● **Given task**: Pictures do not belong in the copy, so please give every entry below again exactly.

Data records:
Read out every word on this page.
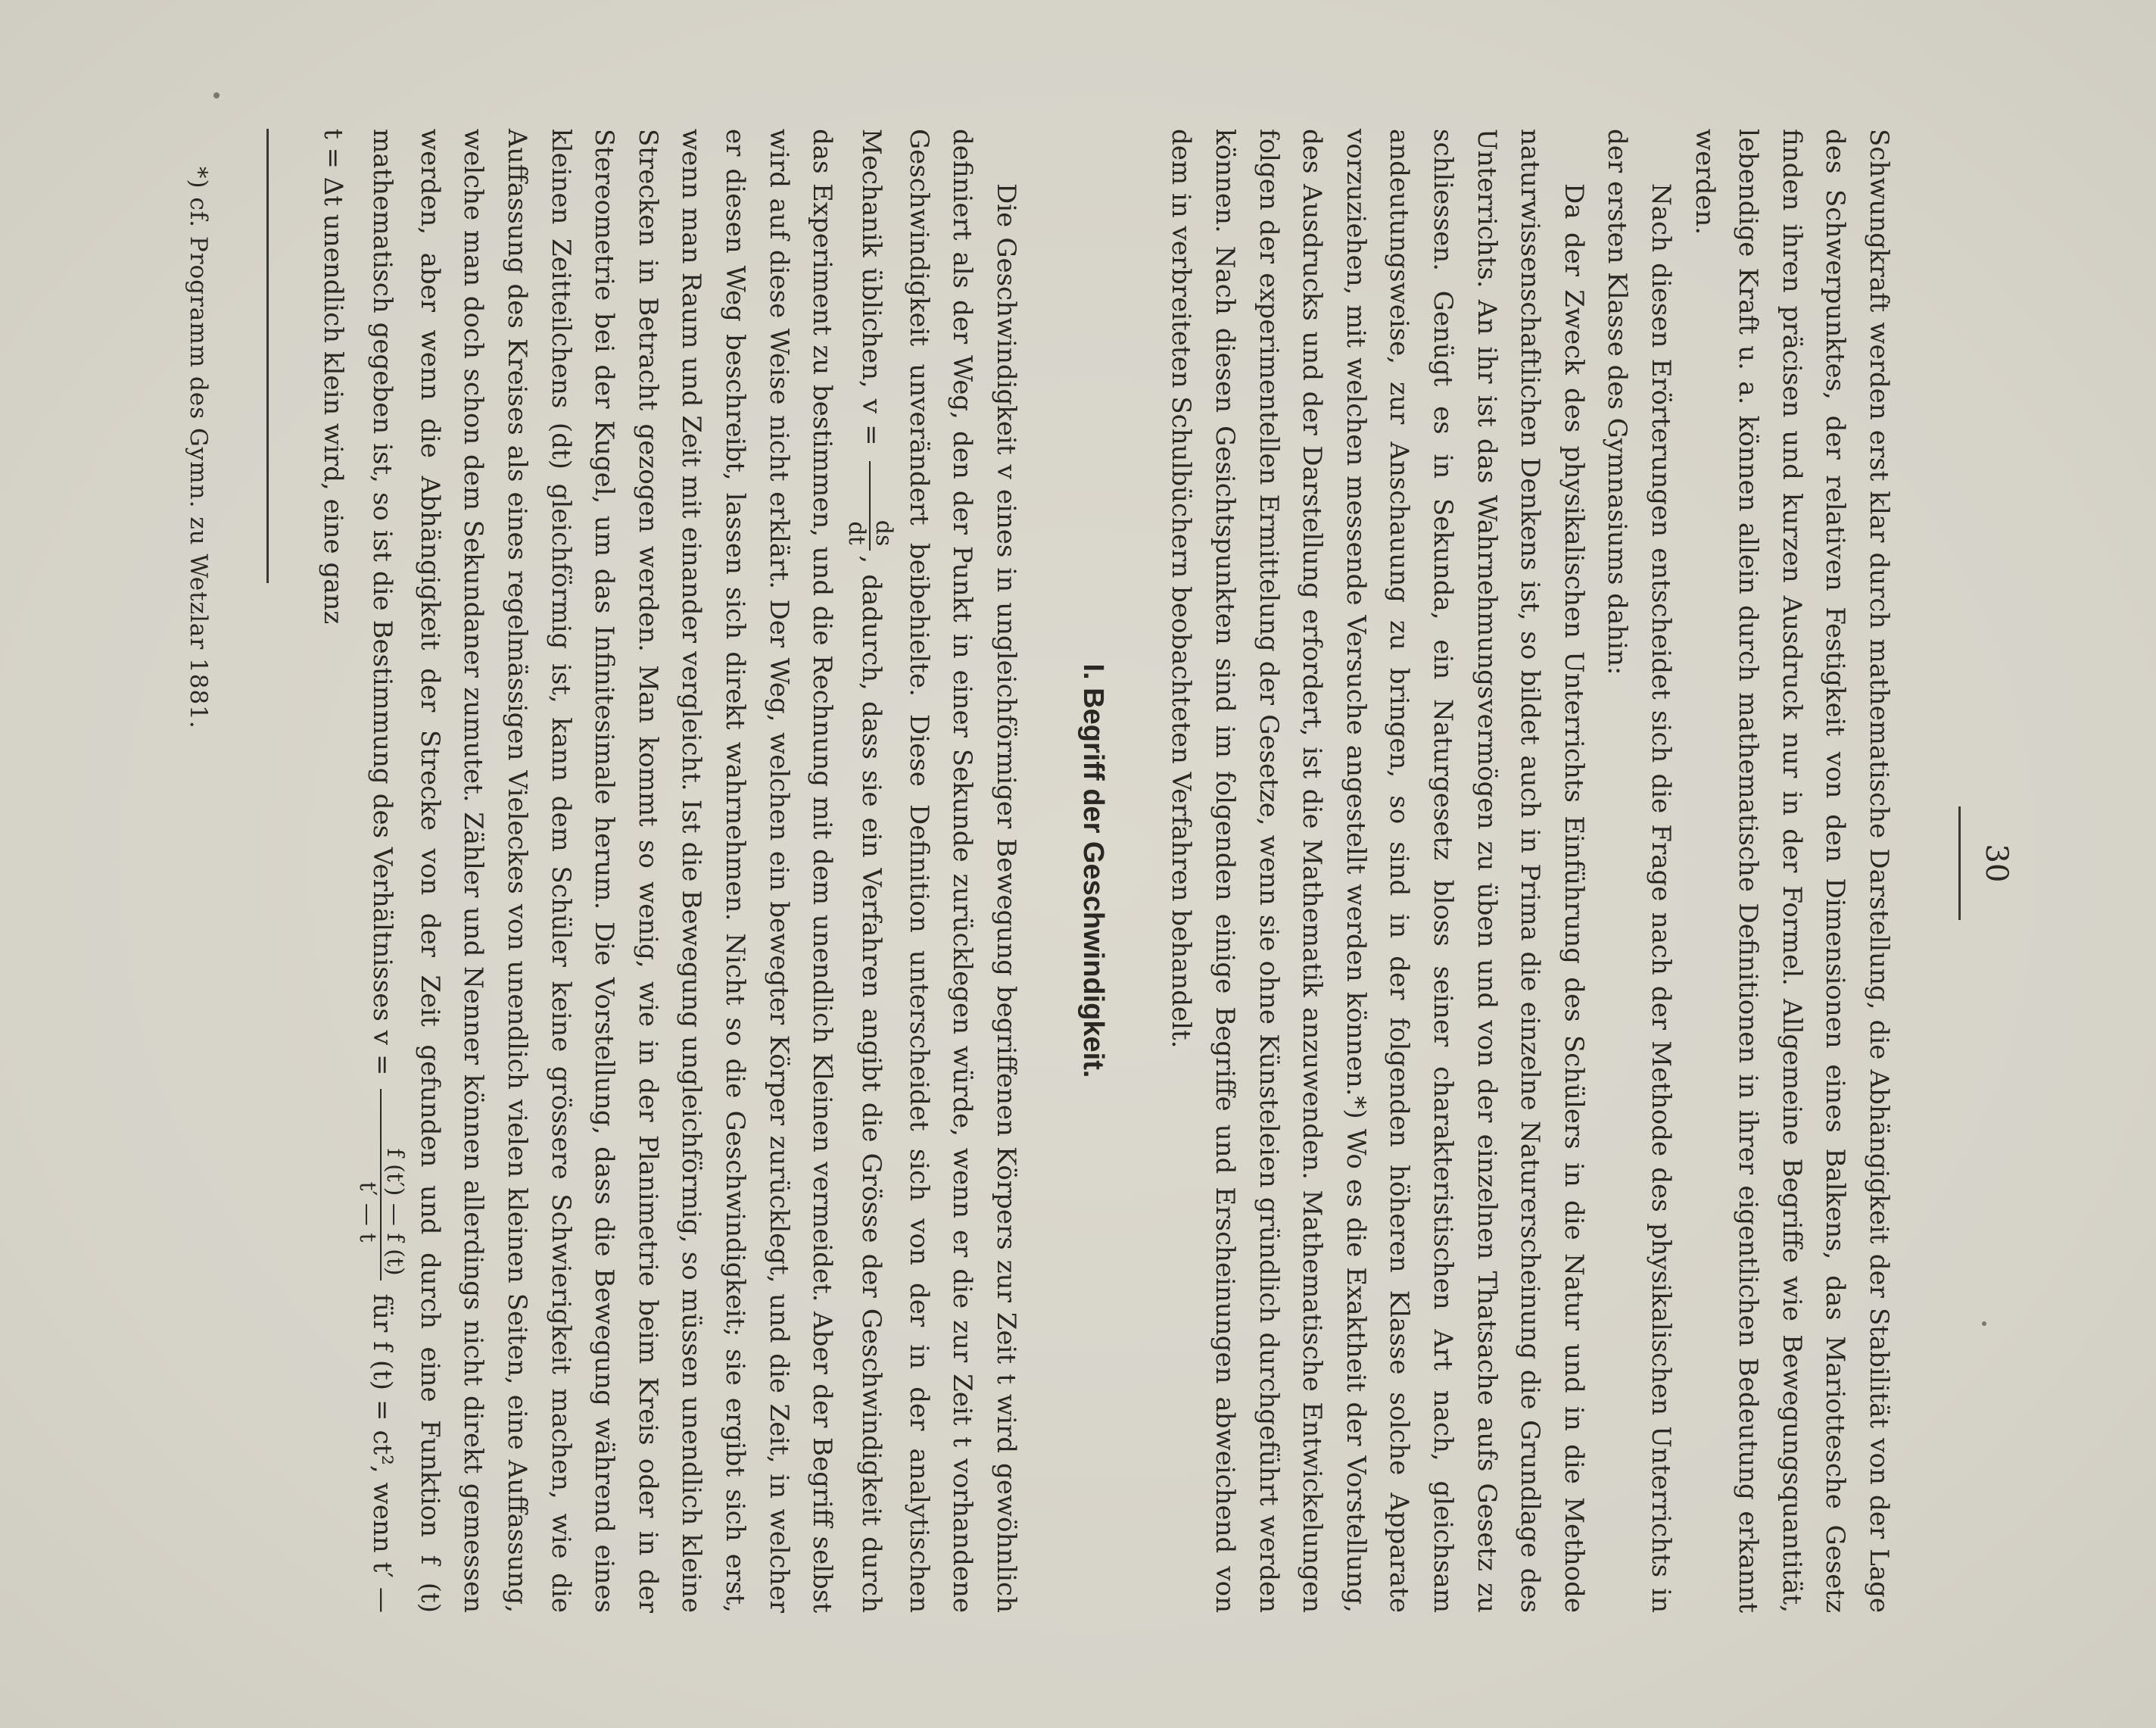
30

Schwungkraft werden erst klar durch mathematische Darstellung, die Abhängigkeit der Stabilität von der Lage des Schwerpunktes, der relativen Festigkeit von den Dimensionen eines Balkens, das Mariottesche Gesetz finden ihren präcisen und kurzen Ausdruck nur in der Formel. Allgemeine Begriffe wie Bewegungsquantität, lebendige Kraft u. a. können allein durch mathematische Definitionen in ihrer eigentlichen Bedeutung erkannt werden.

Nach diesen Erörterungen entscheidet sich die Frage nach der Methode des physikalischen Unterrichts in der ersten Klasse des Gymnasiums dahin:

Da der Zweck des physikalischen Unterrichts Einführung des Schülers in die Natur und in die Methode naturwissenschaftlichen Denkens ist, so bildet auch in Prima die einzelne Naturerscheinung die Grundlage des Unterrichts. An ihr ist das Wahrnehmungsvermögen zu üben und von der einzelnen Thatsache aufs Gesetz zu schliessen. Genügt es in Sekunda, ein Naturgesetz bloss seiner charakteristischen Art nach, gleichsam andeutungsweise, zur Anschauung zu bringen, so sind in der folgenden höheren Klasse solche Apparate vorzuziehen, mit welchen messende Versuche angestellt werden können.*) Wo es die Exaktheit der Vorstellung, des Ausdrucks und der Darstellung erfordert, ist die Mathematik anzuwenden. Mathematische Entwickelungen folgen der experimentellen Ermittelung der Gesetze, wenn sie ohne Künsteleien gründlich durchgeführt werden können. Nach diesen Gesichtspunkten sind im folgenden einige Begriffe und Erscheinungen abweichend von dem in verbreiteten Schulbüchern beobachteten Verfahren behandelt.

I. Begriff der Geschwindigkeit.

Die Geschwindigkeit v eines in ungleichförmiger Bewegung begriffenen Körpers zur Zeit t wird gewöhnlich definiert als der Weg, den der Punkt in einer Sekunde zurücklegen würde, wenn er die zur Zeit t vorhandene Geschwindigkeit unverändert beibehielte. Diese Definition unterscheidet sich von der in der analytischen Mechanik üblichen, v =
ds
dt
, dadurch, dass sie ein Verfahren angibt die Grösse der Geschwindigkeit durch das Experiment zu bestimmen, und die Rechnung mit dem unendlich Kleinen vermeidet. Aber der Begriff selbst wird auf diese Weise nicht erklärt. Der Weg, welchen ein bewegter Körper zurücklegt, und die Zeit, in welcher er diesen Weg beschreibt, lassen sich direkt wahrnehmen. Nicht so die Geschwindigkeit; sie ergibt sich erst, wenn man Raum und Zeit mit einander vergleicht. Ist die Bewegung ungleichförmig, so müssen unendlich kleine Strecken in Betracht gezogen werden. Man kommt so wenig, wie in der Planimetrie beim Kreis oder in der Stereometrie bei der Kugel, um das Infinitesimale herum. Die Vorstellung, dass die Bewegung während eines kleinen Zeitteilchens (dt) gleichförmig ist, kann dem Schüler keine grössere Schwierigkeit machen, wie die Auffassung des Kreises als eines regelmässigen Vieleckes von unendlich vielen kleinen Seiten, eine Auffassung, welche man doch schon dem Sekundaner zumutet. Zähler und Nenner können allerdings nicht direkt gemessen werden, aber wenn die Abhängigkeit der Strecke von der Zeit gefunden und durch eine Funktion f (t) mathematisch gegeben ist, so ist die Bestimmung des Verhältnisses v =
f (t′) — f (t)
t′ — t
für f (t) = ct², wenn t′ — t = Δt unendlich klein wird, eine ganz

*) cf. Programm des Gymn. zu Wetzlar 1881.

● **Response to this task**:
Read out every word on this page.
30

Schwungkraft werden erst klar durch mathematische Darstellung, die Abhängigkeit der Stabilität von der Lage des Schwerpunktes, der relativen Festigkeit von den Dimensionen eines Balkens, das Mariottesche Gesetz finden ihren präcisen und kurzen Ausdruck nur in der Formel. Allgemeine Begriffe wie Bewegungsquantität, lebendige Kraft u. a. können allein durch mathematische Definitionen in ihrer eigentlichen Bedeutung erkannt werden.

Nach diesen Erörterungen entscheidet sich die Frage nach der Methode des physikalischen Unterrichts in der ersten Klasse des Gymnasiums dahin:

Da der Zweck des physikalischen Unterrichts Einführung des Schülers in die Natur und in die Methode naturwissenschaftlichen Denkens ist, so bildet auch in Prima die einzelne Naturerscheinung die Grundlage des Unterrichts. An ihr ist das Wahrnehmungsvermögen zu üben und von der einzelnen Thatsache aufs Gesetz zu schliessen. Genügt es in Sekunda, ein Naturgesetz bloss seiner charakteristischen Art nach, gleichsam andeutungsweise, zur Anschauung zu bringen, so sind in der folgenden höheren Klasse solche Apparate vorzuziehen, mit welchen messende Versuche angestellt werden können.*) Wo es die Exaktheit der Vorstellung, des Ausdrucks und der Darstellung erfordert, ist die Mathematik anzuwenden. Mathematische Entwickelungen folgen der experimentellen Ermittelung der Gesetze, wenn sie ohne Künsteleien gründlich durchgeführt werden können. Nach diesen Gesichtspunkten sind im folgenden einige Begriffe und Erscheinungen abweichend von dem in verbreiteten Schulbüchern beobachteten Verfahren behandelt.

I. Begriff der Geschwindigkeit.

Die Geschwindigkeit v eines in ungleichförmiger Bewegung begriffenen Körpers zur Zeit t wird gewöhnlich definiert als der Weg, den der Punkt in einer Sekunde zurücklegen würde, wenn er die zur Zeit t vorhandene Geschwindigkeit unverändert beibehielte. Diese Definition unterscheidet sich von der in der analytischen Mechanik üblichen, v =
ds
dt
, dadurch, dass sie ein Verfahren angibt die Grösse der Geschwindigkeit durch das Experiment zu bestimmen, und die Rechnung mit dem unendlich Kleinen vermeidet. Aber der Begriff selbst wird auf diese Weise nicht erklärt. Der Weg, welchen ein bewegter Körper zurücklegt, und die Zeit, in welcher er diesen Weg beschreibt, lassen sich direkt wahrnehmen. Nicht so die Geschwindigkeit; sie ergibt sich erst, wenn man Raum und Zeit mit einander vergleicht. Ist die Bewegung ungleichförmig, so müssen unendlich kleine Strecken in Betracht gezogen werden. Man kommt so wenig, wie in der Planimetrie beim Kreis oder in der Stereometrie bei der Kugel, um das Infinitesimale herum. Die Vorstellung, dass die Bewegung während eines kleinen Zeitteilchens (dt) gleichförmig ist, kann dem Schüler keine grössere Schwierigkeit machen, wie die Auffassung des Kreises als eines regelmässigen Vieleckes von unendlich vielen kleinen Seiten, eine Auffassung, welche man doch schon dem Sekundaner zumutet. Zähler und Nenner können allerdings nicht direkt gemessen werden, aber wenn die Abhängigkeit der Strecke von der Zeit gefunden und durch eine Funktion f (t) mathematisch gegeben ist, so ist die Bestimmung des Verhältnisses v =
f (t′) — f (t)
t′ — t
für f (t) = ct², wenn t′ — t = Δt unendlich klein wird, eine ganz

*) cf. Programm des Gymn. zu Wetzlar 1881.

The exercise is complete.